WORK TO DO
Output the records exactly as they appear, with no pictures included.

DATA FOR THIS TASK
-- Begin --

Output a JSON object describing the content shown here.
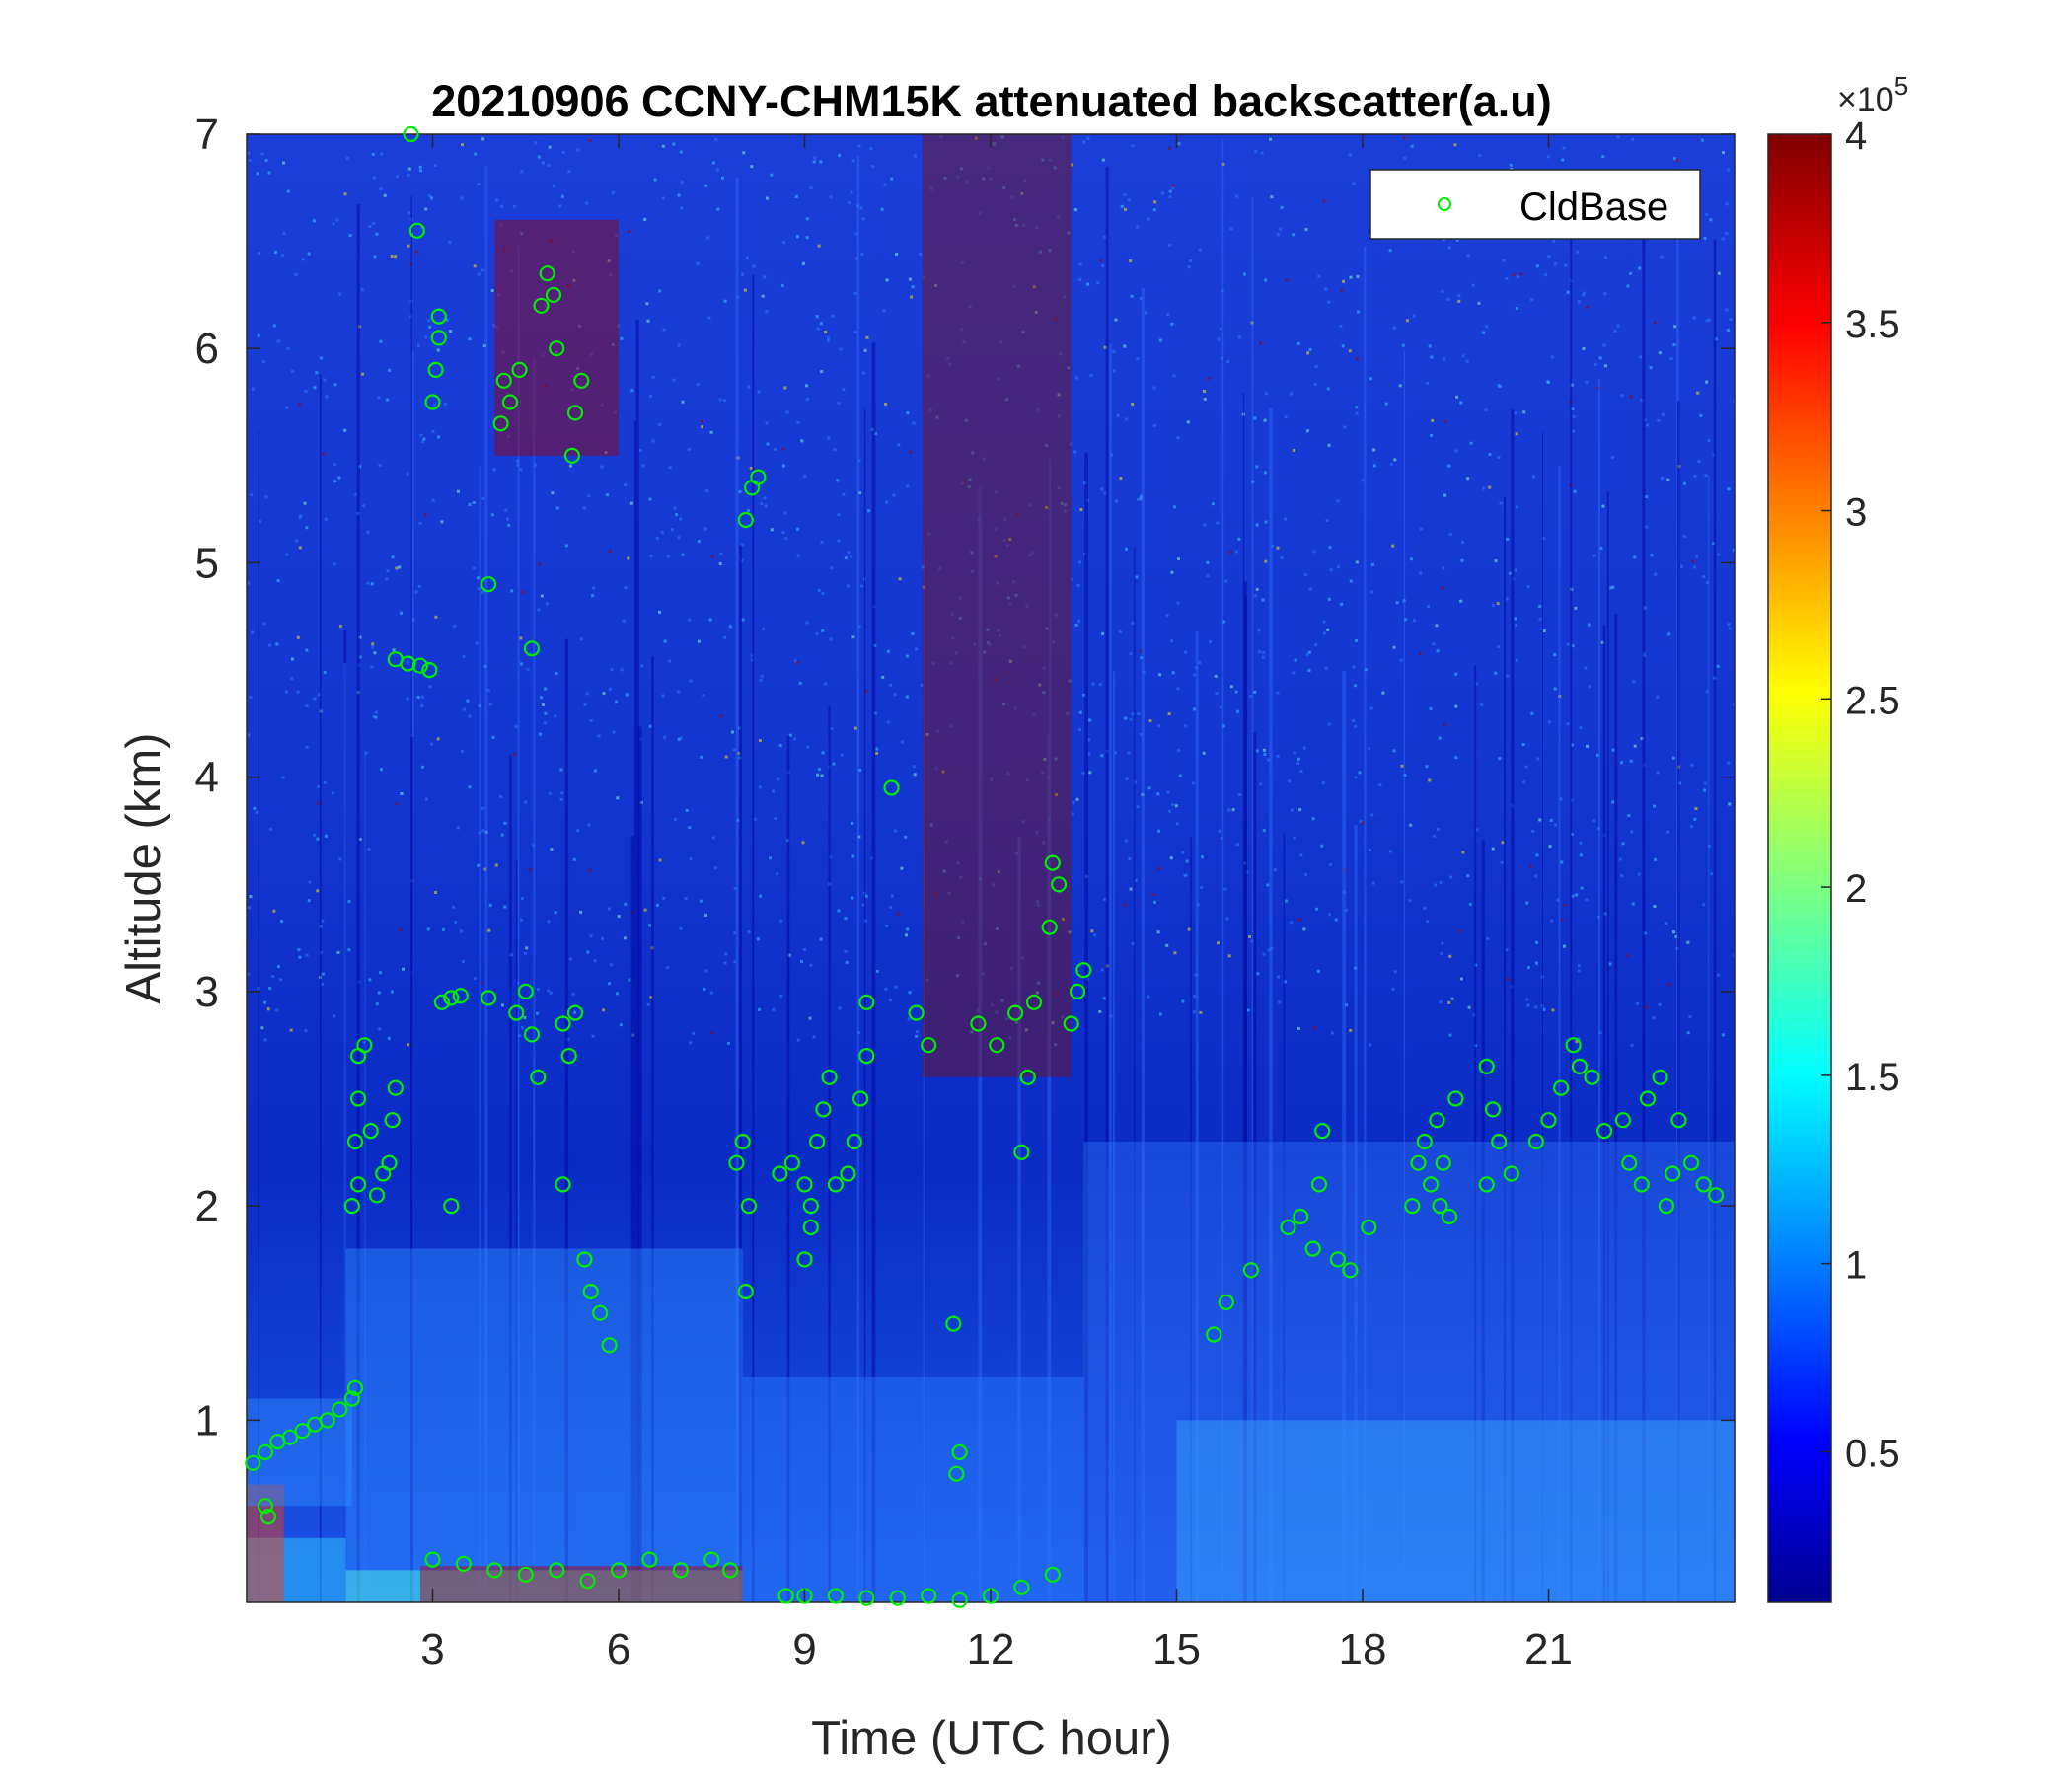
{
  "chart_data": {
    "type": "heatmap",
    "title": "20210906 CCNY-CHM15K attenuated backscatter(a.u)",
    "xlabel": "Time (UTC hour)",
    "ylabel": "Altitude (km)",
    "xlim": [
      0,
      24
    ],
    "ylim": [
      0.15,
      7
    ],
    "xticks": [
      3,
      6,
      9,
      12,
      15,
      18,
      21
    ],
    "yticks": [
      1,
      2,
      3,
      4,
      5,
      6,
      7
    ],
    "colormap": "jet",
    "colorbar": {
      "range": [
        0.1,
        4
      ],
      "ticks": [
        0.5,
        1,
        1.5,
        2,
        2.5,
        3,
        3.5,
        4
      ],
      "multiplier": "×10",
      "exponent": "5"
    },
    "legend": {
      "position": "top-right",
      "entries": [
        "CldBase"
      ]
    },
    "marker_color": "#00ee00",
    "series": [
      {
        "name": "CldBase",
        "kind": "scatter",
        "points": [
          [
            0.1,
            0.8
          ],
          [
            0.3,
            0.85
          ],
          [
            0.5,
            0.9
          ],
          [
            0.7,
            0.92
          ],
          [
            0.9,
            0.95
          ],
          [
            1.1,
            0.98
          ],
          [
            1.3,
            1.0
          ],
          [
            1.5,
            1.05
          ],
          [
            1.7,
            1.1
          ],
          [
            1.75,
            1.15
          ],
          [
            0.3,
            0.6
          ],
          [
            0.35,
            0.55
          ],
          [
            1.7,
            2.0
          ],
          [
            1.8,
            2.1
          ],
          [
            1.75,
            2.3
          ],
          [
            1.8,
            2.5
          ],
          [
            1.8,
            2.7
          ],
          [
            1.9,
            2.75
          ],
          [
            2.0,
            2.35
          ],
          [
            2.1,
            2.05
          ],
          [
            2.2,
            2.15
          ],
          [
            2.3,
            2.2
          ],
          [
            2.35,
            2.4
          ],
          [
            2.4,
            2.55
          ],
          [
            2.4,
            4.55
          ],
          [
            2.6,
            4.53
          ],
          [
            2.8,
            4.52
          ],
          [
            2.95,
            4.5
          ],
          [
            2.65,
            7.0
          ],
          [
            2.75,
            6.55
          ],
          [
            3.0,
            5.75
          ],
          [
            3.05,
            5.9
          ],
          [
            3.1,
            6.05
          ],
          [
            3.1,
            6.15
          ],
          [
            3.15,
            2.95
          ],
          [
            3.3,
            2.97
          ],
          [
            3.45,
            2.98
          ],
          [
            3.3,
            2.0
          ],
          [
            3.9,
            4.9
          ],
          [
            3.9,
            2.97
          ],
          [
            4.1,
            5.65
          ],
          [
            4.15,
            5.85
          ],
          [
            4.25,
            5.75
          ],
          [
            4.4,
            5.9
          ],
          [
            4.35,
            2.9
          ],
          [
            4.5,
            3.0
          ],
          [
            4.6,
            2.8
          ],
          [
            4.7,
            2.6
          ],
          [
            4.6,
            4.6
          ],
          [
            4.75,
            6.2
          ],
          [
            4.85,
            6.35
          ],
          [
            4.95,
            6.25
          ],
          [
            5.0,
            6.0
          ],
          [
            5.1,
            2.85
          ],
          [
            5.2,
            2.7
          ],
          [
            5.3,
            2.9
          ],
          [
            5.1,
            2.1
          ],
          [
            5.25,
            5.5
          ],
          [
            5.3,
            5.7
          ],
          [
            5.4,
            5.85
          ],
          [
            5.45,
            1.75
          ],
          [
            5.55,
            1.6
          ],
          [
            5.7,
            1.5
          ],
          [
            5.85,
            1.35
          ],
          [
            3.0,
            0.35
          ],
          [
            3.5,
            0.33
          ],
          [
            4.0,
            0.3
          ],
          [
            4.5,
            0.28
          ],
          [
            5.0,
            0.3
          ],
          [
            5.5,
            0.25
          ],
          [
            6.0,
            0.3
          ],
          [
            6.5,
            0.35
          ],
          [
            7.0,
            0.3
          ],
          [
            7.5,
            0.35
          ],
          [
            7.8,
            0.3
          ],
          [
            7.9,
            2.2
          ],
          [
            8.0,
            2.3
          ],
          [
            8.1,
            2.0
          ],
          [
            8.05,
            1.6
          ],
          [
            8.05,
            5.2
          ],
          [
            8.15,
            5.35
          ],
          [
            8.25,
            5.4
          ],
          [
            8.7,
            0.18
          ],
          [
            9.0,
            0.18
          ],
          [
            9.5,
            0.18
          ],
          [
            10.0,
            0.17
          ],
          [
            10.5,
            0.17
          ],
          [
            11.0,
            0.18
          ],
          [
            11.5,
            0.16
          ],
          [
            12.0,
            0.18
          ],
          [
            12.5,
            0.22
          ],
          [
            13.0,
            0.28
          ],
          [
            8.6,
            2.15
          ],
          [
            8.8,
            2.2
          ],
          [
            9.0,
            2.1
          ],
          [
            9.1,
            2.0
          ],
          [
            9.2,
            2.3
          ],
          [
            9.3,
            2.45
          ],
          [
            9.4,
            2.6
          ],
          [
            9.5,
            2.1
          ],
          [
            9.7,
            2.15
          ],
          [
            9.8,
            2.3
          ],
          [
            9.9,
            2.5
          ],
          [
            10.0,
            2.7
          ],
          [
            9.0,
            1.75
          ],
          [
            9.1,
            1.9
          ],
          [
            10.0,
            2.95
          ],
          [
            10.4,
            3.95
          ],
          [
            10.8,
            2.9
          ],
          [
            11.0,
            2.75
          ],
          [
            11.4,
            1.45
          ],
          [
            11.5,
            0.85
          ],
          [
            11.45,
            0.75
          ],
          [
            11.8,
            2.85
          ],
          [
            12.1,
            2.75
          ],
          [
            12.4,
            2.9
          ],
          [
            12.7,
            2.95
          ],
          [
            12.6,
            2.6
          ],
          [
            12.5,
            2.25
          ],
          [
            13.0,
            3.6
          ],
          [
            13.1,
            3.5
          ],
          [
            12.95,
            3.3
          ],
          [
            13.3,
            2.85
          ],
          [
            13.4,
            3.0
          ],
          [
            13.5,
            3.1
          ],
          [
            15.6,
            1.4
          ],
          [
            15.8,
            1.55
          ],
          [
            16.2,
            1.7
          ],
          [
            16.8,
            1.9
          ],
          [
            17.0,
            1.95
          ],
          [
            17.2,
            1.8
          ],
          [
            17.3,
            2.1
          ],
          [
            17.35,
            2.35
          ],
          [
            17.6,
            1.75
          ],
          [
            17.8,
            1.7
          ],
          [
            18.1,
            1.9
          ],
          [
            18.8,
            2.0
          ],
          [
            18.9,
            2.2
          ],
          [
            19.0,
            2.3
          ],
          [
            19.1,
            2.1
          ],
          [
            19.2,
            2.4
          ],
          [
            19.25,
            2.0
          ],
          [
            19.3,
            2.2
          ],
          [
            19.5,
            2.5
          ],
          [
            19.4,
            1.95
          ],
          [
            20.0,
            2.65
          ],
          [
            20.1,
            2.45
          ],
          [
            20.0,
            2.1
          ],
          [
            20.2,
            2.3
          ],
          [
            20.4,
            2.15
          ],
          [
            20.8,
            2.3
          ],
          [
            21.0,
            2.4
          ],
          [
            21.2,
            2.55
          ],
          [
            21.4,
            2.75
          ],
          [
            21.5,
            2.65
          ],
          [
            21.7,
            2.6
          ],
          [
            21.9,
            2.35
          ],
          [
            22.2,
            2.4
          ],
          [
            22.3,
            2.2
          ],
          [
            22.5,
            2.1
          ],
          [
            22.6,
            2.5
          ],
          [
            22.8,
            2.6
          ],
          [
            23.0,
            2.15
          ],
          [
            23.1,
            2.4
          ],
          [
            23.3,
            2.2
          ],
          [
            23.5,
            2.1
          ],
          [
            23.7,
            2.05
          ],
          [
            22.9,
            2.0
          ]
        ]
      }
    ]
  }
}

-- End --

THE OUTPUT
Output a JSON object describing the content shown here.
{
  "chart_data": {
    "type": "heatmap",
    "title": "20210906 CCNY-CHM15K attenuated backscatter(a.u)",
    "xlabel": "Time (UTC hour)",
    "ylabel": "Altitude (km)",
    "xlim": [
      0,
      24
    ],
    "ylim": [
      0.15,
      7
    ],
    "xticks": [
      3,
      6,
      9,
      12,
      15,
      18,
      21
    ],
    "yticks": [
      1,
      2,
      3,
      4,
      5,
      6,
      7
    ],
    "colormap": "jet",
    "colorbar": {
      "range": [
        0.1,
        4
      ],
      "ticks": [
        0.5,
        1,
        1.5,
        2,
        2.5,
        3,
        3.5,
        4
      ],
      "multiplier": "×10",
      "exponent": "5"
    },
    "legend": {
      "position": "top-right",
      "entries": [
        "CldBase"
      ]
    },
    "marker_color": "#00ee00",
    "series": [
      {
        "name": "CldBase",
        "kind": "scatter",
        "points": [
          [
            0.1,
            0.8
          ],
          [
            0.3,
            0.85
          ],
          [
            0.5,
            0.9
          ],
          [
            0.7,
            0.92
          ],
          [
            0.9,
            0.95
          ],
          [
            1.1,
            0.98
          ],
          [
            1.3,
            1.0
          ],
          [
            1.5,
            1.05
          ],
          [
            1.7,
            1.1
          ],
          [
            1.75,
            1.15
          ],
          [
            0.3,
            0.6
          ],
          [
            0.35,
            0.55
          ],
          [
            1.7,
            2.0
          ],
          [
            1.8,
            2.1
          ],
          [
            1.75,
            2.3
          ],
          [
            1.8,
            2.5
          ],
          [
            1.8,
            2.7
          ],
          [
            1.9,
            2.75
          ],
          [
            2.0,
            2.35
          ],
          [
            2.1,
            2.05
          ],
          [
            2.2,
            2.15
          ],
          [
            2.3,
            2.2
          ],
          [
            2.35,
            2.4
          ],
          [
            2.4,
            2.55
          ],
          [
            2.4,
            4.55
          ],
          [
            2.6,
            4.53
          ],
          [
            2.8,
            4.52
          ],
          [
            2.95,
            4.5
          ],
          [
            2.65,
            7.0
          ],
          [
            2.75,
            6.55
          ],
          [
            3.0,
            5.75
          ],
          [
            3.05,
            5.9
          ],
          [
            3.1,
            6.05
          ],
          [
            3.1,
            6.15
          ],
          [
            3.15,
            2.95
          ],
          [
            3.3,
            2.97
          ],
          [
            3.45,
            2.98
          ],
          [
            3.3,
            2.0
          ],
          [
            3.9,
            4.9
          ],
          [
            3.9,
            2.97
          ],
          [
            4.1,
            5.65
          ],
          [
            4.15,
            5.85
          ],
          [
            4.25,
            5.75
          ],
          [
            4.4,
            5.9
          ],
          [
            4.35,
            2.9
          ],
          [
            4.5,
            3.0
          ],
          [
            4.6,
            2.8
          ],
          [
            4.7,
            2.6
          ],
          [
            4.6,
            4.6
          ],
          [
            4.75,
            6.2
          ],
          [
            4.85,
            6.35
          ],
          [
            4.95,
            6.25
          ],
          [
            5.0,
            6.0
          ],
          [
            5.1,
            2.85
          ],
          [
            5.2,
            2.7
          ],
          [
            5.3,
            2.9
          ],
          [
            5.1,
            2.1
          ],
          [
            5.25,
            5.5
          ],
          [
            5.3,
            5.7
          ],
          [
            5.4,
            5.85
          ],
          [
            5.45,
            1.75
          ],
          [
            5.55,
            1.6
          ],
          [
            5.7,
            1.5
          ],
          [
            5.85,
            1.35
          ],
          [
            3.0,
            0.35
          ],
          [
            3.5,
            0.33
          ],
          [
            4.0,
            0.3
          ],
          [
            4.5,
            0.28
          ],
          [
            5.0,
            0.3
          ],
          [
            5.5,
            0.25
          ],
          [
            6.0,
            0.3
          ],
          [
            6.5,
            0.35
          ],
          [
            7.0,
            0.3
          ],
          [
            7.5,
            0.35
          ],
          [
            7.8,
            0.3
          ],
          [
            7.9,
            2.2
          ],
          [
            8.0,
            2.3
          ],
          [
            8.1,
            2.0
          ],
          [
            8.05,
            1.6
          ],
          [
            8.05,
            5.2
          ],
          [
            8.15,
            5.35
          ],
          [
            8.25,
            5.4
          ],
          [
            8.7,
            0.18
          ],
          [
            9.0,
            0.18
          ],
          [
            9.5,
            0.18
          ],
          [
            10.0,
            0.17
          ],
          [
            10.5,
            0.17
          ],
          [
            11.0,
            0.18
          ],
          [
            11.5,
            0.16
          ],
          [
            12.0,
            0.18
          ],
          [
            12.5,
            0.22
          ],
          [
            13.0,
            0.28
          ],
          [
            8.6,
            2.15
          ],
          [
            8.8,
            2.2
          ],
          [
            9.0,
            2.1
          ],
          [
            9.1,
            2.0
          ],
          [
            9.2,
            2.3
          ],
          [
            9.3,
            2.45
          ],
          [
            9.4,
            2.6
          ],
          [
            9.5,
            2.1
          ],
          [
            9.7,
            2.15
          ],
          [
            9.8,
            2.3
          ],
          [
            9.9,
            2.5
          ],
          [
            10.0,
            2.7
          ],
          [
            9.0,
            1.75
          ],
          [
            9.1,
            1.9
          ],
          [
            10.0,
            2.95
          ],
          [
            10.4,
            3.95
          ],
          [
            10.8,
            2.9
          ],
          [
            11.0,
            2.75
          ],
          [
            11.4,
            1.45
          ],
          [
            11.5,
            0.85
          ],
          [
            11.45,
            0.75
          ],
          [
            11.8,
            2.85
          ],
          [
            12.1,
            2.75
          ],
          [
            12.4,
            2.9
          ],
          [
            12.7,
            2.95
          ],
          [
            12.6,
            2.6
          ],
          [
            12.5,
            2.25
          ],
          [
            13.0,
            3.6
          ],
          [
            13.1,
            3.5
          ],
          [
            12.95,
            3.3
          ],
          [
            13.3,
            2.85
          ],
          [
            13.4,
            3.0
          ],
          [
            13.5,
            3.1
          ],
          [
            15.6,
            1.4
          ],
          [
            15.8,
            1.55
          ],
          [
            16.2,
            1.7
          ],
          [
            16.8,
            1.9
          ],
          [
            17.0,
            1.95
          ],
          [
            17.2,
            1.8
          ],
          [
            17.3,
            2.1
          ],
          [
            17.35,
            2.35
          ],
          [
            17.6,
            1.75
          ],
          [
            17.8,
            1.7
          ],
          [
            18.1,
            1.9
          ],
          [
            18.8,
            2.0
          ],
          [
            18.9,
            2.2
          ],
          [
            19.0,
            2.3
          ],
          [
            19.1,
            2.1
          ],
          [
            19.2,
            2.4
          ],
          [
            19.25,
            2.0
          ],
          [
            19.3,
            2.2
          ],
          [
            19.5,
            2.5
          ],
          [
            19.4,
            1.95
          ],
          [
            20.0,
            2.65
          ],
          [
            20.1,
            2.45
          ],
          [
            20.0,
            2.1
          ],
          [
            20.2,
            2.3
          ],
          [
            20.4,
            2.15
          ],
          [
            20.8,
            2.3
          ],
          [
            21.0,
            2.4
          ],
          [
            21.2,
            2.55
          ],
          [
            21.4,
            2.75
          ],
          [
            21.5,
            2.65
          ],
          [
            21.7,
            2.6
          ],
          [
            21.9,
            2.35
          ],
          [
            22.2,
            2.4
          ],
          [
            22.3,
            2.2
          ],
          [
            22.5,
            2.1
          ],
          [
            22.6,
            2.5
          ],
          [
            22.8,
            2.6
          ],
          [
            23.0,
            2.15
          ],
          [
            23.1,
            2.4
          ],
          [
            23.3,
            2.2
          ],
          [
            23.5,
            2.1
          ],
          [
            23.7,
            2.05
          ],
          [
            22.9,
            2.0
          ]
        ]
      }
    ]
  }
}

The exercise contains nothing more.